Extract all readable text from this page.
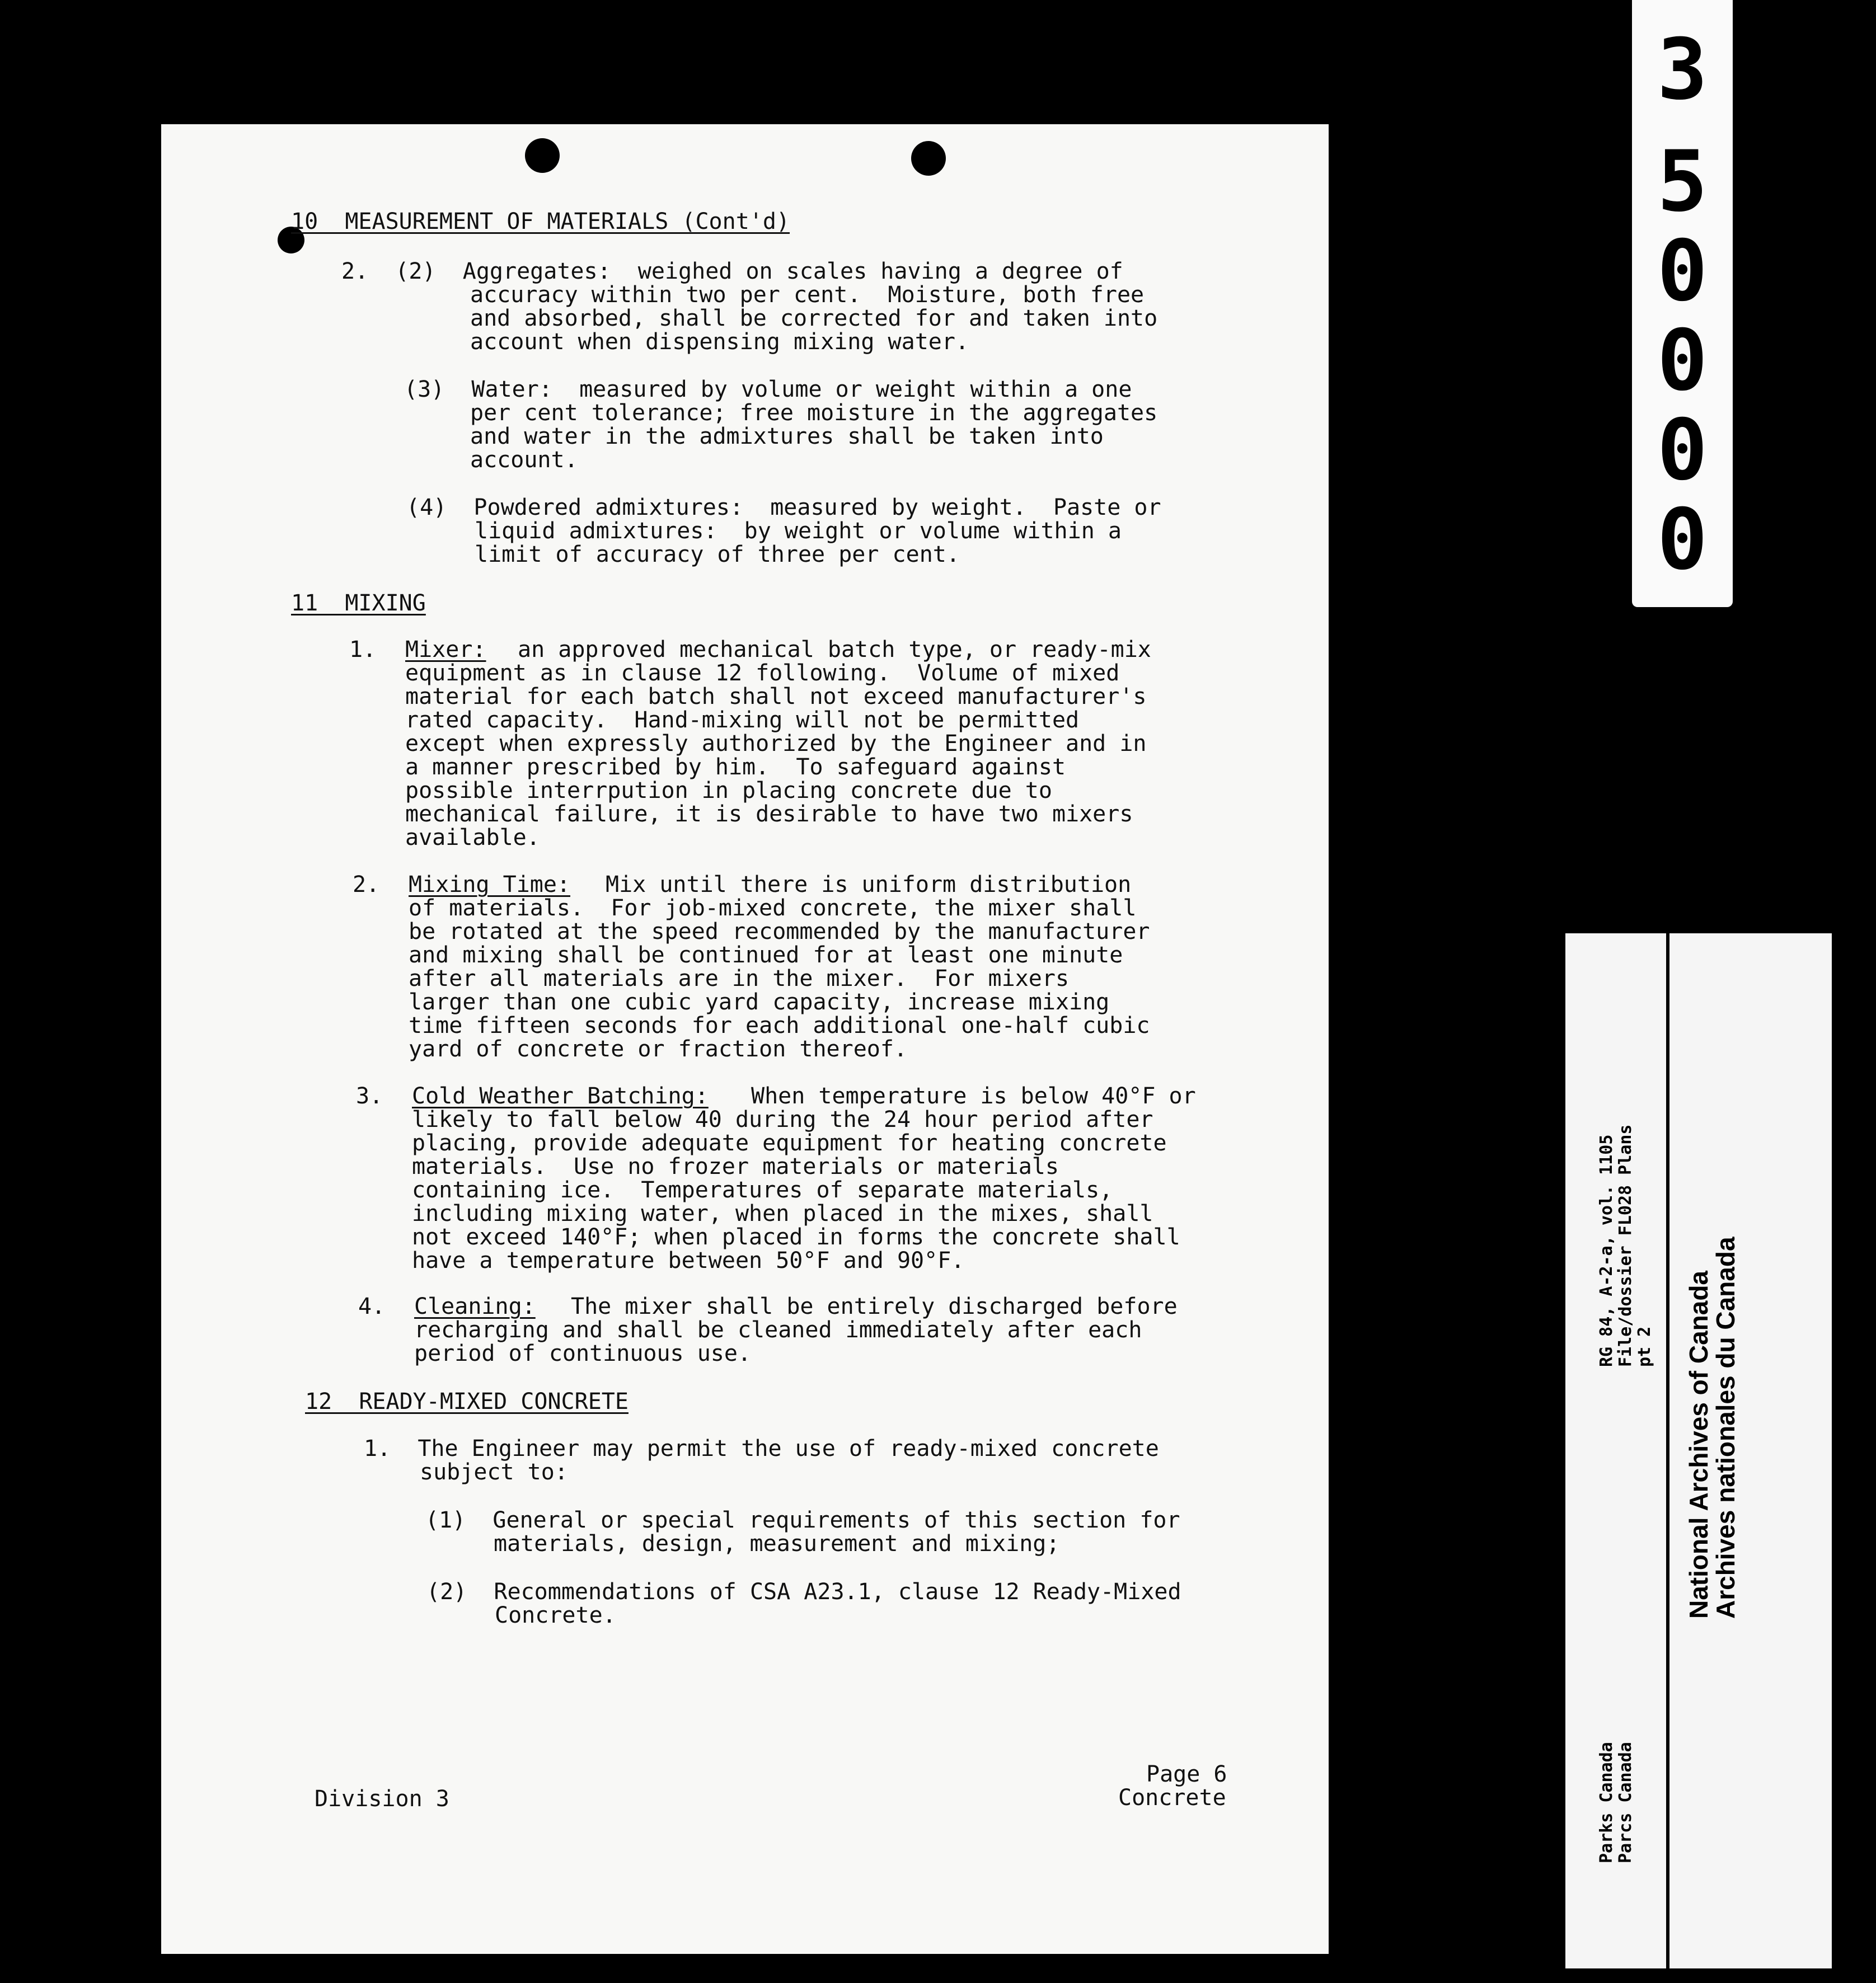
10  MEASUREMENT OF MATERIALS (Cont'd)
2.  (2)  Aggregates:  weighed on scales having a degree of
accuracy within two per cent.  Moisture, both free
and absorbed, shall be corrected for and taken into
account when dispensing mixing water.
(3)  Water:  measured by volume or weight within a one
per cent tolerance; free moisture in the aggregates
and water in the admixtures shall be taken into
account.
(4)  Powdered admixtures:  measured by weight.  Paste or
liquid admixtures:  by weight or volume within a
limit of accuracy of three per cent.
11  MIXING
1. Mixer: an approved mechanical batch type, or ready-mix
equipment as in clause 12 following.  Volume of mixed
material for each batch shall not exceed manufacturer's
rated capacity.  Hand-mixing will not be permitted
except when expressly authorized by the Engineer and in
a manner prescribed by him.  To safeguard against
possible interrpution in placing concrete due to
mechanical failure, it is desirable to have two mixers
available.
2. Mixing Time: Mix until there is uniform distribution
of materials.  For job-mixed concrete, the mixer shall
be rotated at the speed recommended by the manufacturer
and mixing shall be continued for at least one minute
after all materials are in the mixer.  For mixers
larger than one cubic yard capacity, increase mixing
time fifteen seconds for each additional one-half cubic
yard of concrete or fraction thereof.
3. Cold Weather Batching: When temperature is below 40°F or
likely to fall below 40 during the 24 hour period after
placing, provide adequate equipment for heating concrete
materials.  Use no frozer materials or materials
containing ice.  Temperatures of separate materials,
including mixing water, when placed in the mixes, shall
not exceed 140°F; when placed in forms the concrete shall
have a temperature between 50°F and 90°F.
4. Cleaning: The mixer shall be entirely discharged before
recharging and shall be cleaned immediately after each
period of continuous use.
12  READY-MIXED CONCRETE
1.  The Engineer may permit the use of ready-mixed concrete
subject to:
(1)  General or special requirements of this section for
materials, design, measurement and mixing;
(2)  Recommendations of CSA A23.1, clause 12 Ready-Mixed
Concrete.
Page 6
Division 3	Concrete
0
0
0
0
5
3
RG 84, A-2-a, vol. 1105 File/dossier FL028 Plans pt 2
Parks Canada Parcs Canada
National Archives of Canada
Archives nationales du Canada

********

** TO BE DONE **
Your answer should be a single number: how many lines of the material contain the word "placed".

** CORRECT RESULT **
2